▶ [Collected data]

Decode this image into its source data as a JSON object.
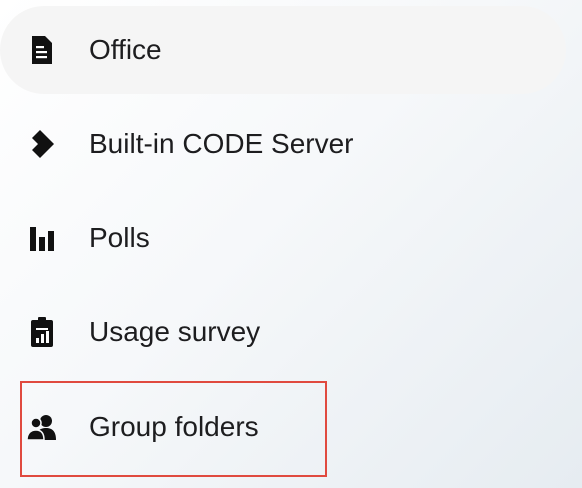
{
  "menu": {
    "items": [
      {
        "label": "Office",
        "icon": "document-icon",
        "active": true
      },
      {
        "label": "Built-in CODE Server",
        "icon": "code-server-icon",
        "active": false
      },
      {
        "label": "Polls",
        "icon": "bar-chart-icon",
        "active": false
      },
      {
        "label": "Usage survey",
        "icon": "clipboard-chart-icon",
        "active": false
      },
      {
        "label": "Group folders",
        "icon": "group-icon",
        "active": false
      }
    ]
  },
  "highlight": {
    "target": "Group folders",
    "color": "#e04a3f"
  },
  "colors": {
    "active_background": "#f5f5f5",
    "text": "#1d1d1f"
  }
}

▶ [Written request] Repeat the material above in full and exactly, omitting the pictures.

▶ [Problem solution]
Decode this image into its source data as a JSON object.
{
  "menu": {
    "items": [
      {
        "label": "Office",
        "icon": "document-icon",
        "active": true
      },
      {
        "label": "Built-in CODE Server",
        "icon": "code-server-icon",
        "active": false
      },
      {
        "label": "Polls",
        "icon": "bar-chart-icon",
        "active": false
      },
      {
        "label": "Usage survey",
        "icon": "clipboard-chart-icon",
        "active": false
      },
      {
        "label": "Group folders",
        "icon": "group-icon",
        "active": false
      }
    ]
  },
  "highlight": {
    "target": "Group folders",
    "color": "#e04a3f"
  },
  "colors": {
    "active_background": "#f5f5f5",
    "text": "#1d1d1f"
  }
}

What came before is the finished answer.